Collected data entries
_ _ _ _

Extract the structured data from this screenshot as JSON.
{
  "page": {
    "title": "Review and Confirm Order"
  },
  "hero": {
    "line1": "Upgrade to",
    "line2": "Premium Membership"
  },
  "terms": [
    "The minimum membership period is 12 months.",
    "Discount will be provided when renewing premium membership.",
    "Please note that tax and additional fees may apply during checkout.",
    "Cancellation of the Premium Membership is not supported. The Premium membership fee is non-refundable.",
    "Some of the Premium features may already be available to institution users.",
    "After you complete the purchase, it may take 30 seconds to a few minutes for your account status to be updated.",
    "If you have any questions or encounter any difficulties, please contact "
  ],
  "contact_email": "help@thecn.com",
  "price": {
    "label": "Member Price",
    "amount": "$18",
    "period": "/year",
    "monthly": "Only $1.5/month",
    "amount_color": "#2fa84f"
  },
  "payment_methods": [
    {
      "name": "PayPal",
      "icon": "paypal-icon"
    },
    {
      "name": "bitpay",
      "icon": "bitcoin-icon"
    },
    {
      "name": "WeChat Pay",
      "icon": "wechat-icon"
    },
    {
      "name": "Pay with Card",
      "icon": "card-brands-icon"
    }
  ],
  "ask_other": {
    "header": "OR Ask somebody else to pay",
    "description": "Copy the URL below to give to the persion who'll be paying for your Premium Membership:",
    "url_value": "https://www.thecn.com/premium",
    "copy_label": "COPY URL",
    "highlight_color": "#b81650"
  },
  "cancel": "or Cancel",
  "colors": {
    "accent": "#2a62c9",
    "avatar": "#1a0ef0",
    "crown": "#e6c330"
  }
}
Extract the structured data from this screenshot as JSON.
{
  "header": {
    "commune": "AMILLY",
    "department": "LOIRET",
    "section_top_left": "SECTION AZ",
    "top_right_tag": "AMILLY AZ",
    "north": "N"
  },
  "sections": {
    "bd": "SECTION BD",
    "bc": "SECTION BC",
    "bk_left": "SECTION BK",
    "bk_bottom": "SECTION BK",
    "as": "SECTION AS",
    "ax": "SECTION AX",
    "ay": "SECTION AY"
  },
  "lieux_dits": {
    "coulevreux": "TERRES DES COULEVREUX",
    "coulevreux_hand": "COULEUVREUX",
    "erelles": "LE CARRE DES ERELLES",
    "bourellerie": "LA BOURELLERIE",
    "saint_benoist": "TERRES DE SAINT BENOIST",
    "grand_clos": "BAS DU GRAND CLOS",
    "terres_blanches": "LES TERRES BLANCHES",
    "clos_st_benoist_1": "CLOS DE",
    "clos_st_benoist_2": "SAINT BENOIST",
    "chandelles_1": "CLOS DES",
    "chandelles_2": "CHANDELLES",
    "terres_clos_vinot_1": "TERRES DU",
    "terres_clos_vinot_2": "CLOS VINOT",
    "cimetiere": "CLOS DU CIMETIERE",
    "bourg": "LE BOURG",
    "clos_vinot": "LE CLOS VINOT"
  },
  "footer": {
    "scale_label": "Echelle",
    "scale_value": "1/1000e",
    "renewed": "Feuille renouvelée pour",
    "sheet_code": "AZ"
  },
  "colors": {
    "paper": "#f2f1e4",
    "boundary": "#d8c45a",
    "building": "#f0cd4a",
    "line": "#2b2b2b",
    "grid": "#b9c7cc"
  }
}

_ _ _ _

Output all of the material, please, exactly as it stands.

Complete answer ::
Extract the structured data from this screenshot as JSON.
{
  "page": {
    "title": "Review and Confirm Order"
  },
  "hero": {
    "line1": "Upgrade to",
    "line2": "Premium Membership"
  },
  "terms": [
    "The minimum membership period is 12 months.",
    "Discount will be provided when renewing premium membership.",
    "Please note that tax and additional fees may apply during checkout.",
    "Cancellation of the Premium Membership is not supported. The Premium membership fee is non-refundable.",
    "Some of the Premium features may already be available to institution users.",
    "After you complete the purchase, it may take 30 seconds to a few minutes for your account status to be updated.",
    "If you have any questions or encounter any difficulties, please contact "
  ],
  "contact_email": "help@thecn.com",
  "price": {
    "label": "Member Price",
    "amount": "$18",
    "period": "/year",
    "monthly": "Only $1.5/month",
    "amount_color": "#2fa84f"
  },
  "payment_methods": [
    {
      "name": "PayPal",
      "icon": "paypal-icon"
    },
    {
      "name": "bitpay",
      "icon": "bitcoin-icon"
    },
    {
      "name": "WeChat Pay",
      "icon": "wechat-icon"
    },
    {
      "name": "Pay with Card",
      "icon": "card-brands-icon"
    }
  ],
  "ask_other": {
    "header": "OR Ask somebody else to pay",
    "description": "Copy the URL below to give to the persion who'll be paying for your Premium Membership:",
    "url_value": "https://www.thecn.com/premium",
    "copy_label": "COPY URL",
    "highlight_color": "#b81650"
  },
  "cancel": "or Cancel",
  "colors": {
    "accent": "#2a62c9",
    "avatar": "#1a0ef0",
    "crown": "#e6c330"
  }
}
Extract the structured data from this screenshot as JSON.
{
  "header": {
    "commune": "AMILLY",
    "department": "LOIRET",
    "section_top_left": "SECTION AZ",
    "top_right_tag": "AMILLY AZ",
    "north": "N"
  },
  "sections": {
    "bd": "SECTION BD",
    "bc": "SECTION BC",
    "bk_left": "SECTION BK",
    "bk_bottom": "SECTION BK",
    "as": "SECTION AS",
    "ax": "SECTION AX",
    "ay": "SECTION AY"
  },
  "lieux_dits": {
    "coulevreux": "TERRES DES COULEVREUX",
    "coulevreux_hand": "COULEUVREUX",
    "erelles": "LE CARRE DES ERELLES",
    "bourellerie": "LA BOURELLERIE",
    "saint_benoist": "TERRES DE SAINT BENOIST",
    "grand_clos": "BAS DU GRAND CLOS",
    "terres_blanches": "LES TERRES BLANCHES",
    "clos_st_benoist_1": "CLOS DE",
    "clos_st_benoist_2": "SAINT BENOIST",
    "chandelles_1": "CLOS DES",
    "chandelles_2": "CHANDELLES",
    "terres_clos_vinot_1": "TERRES DU",
    "terres_clos_vinot_2": "CLOS VINOT",
    "cimetiere": "CLOS DU CIMETIERE",
    "bourg": "LE BOURG",
    "clos_vinot": "LE CLOS VINOT"
  },
  "footer": {
    "scale_label": "Echelle",
    "scale_value": "1/1000e",
    "renewed": "Feuille renouvelée pour",
    "sheet_code": "AZ"
  },
  "colors": {
    "paper": "#f2f1e4",
    "boundary": "#d8c45a",
    "building": "#f0cd4a",
    "line": "#2b2b2b",
    "grid": "#b9c7cc"
  }
}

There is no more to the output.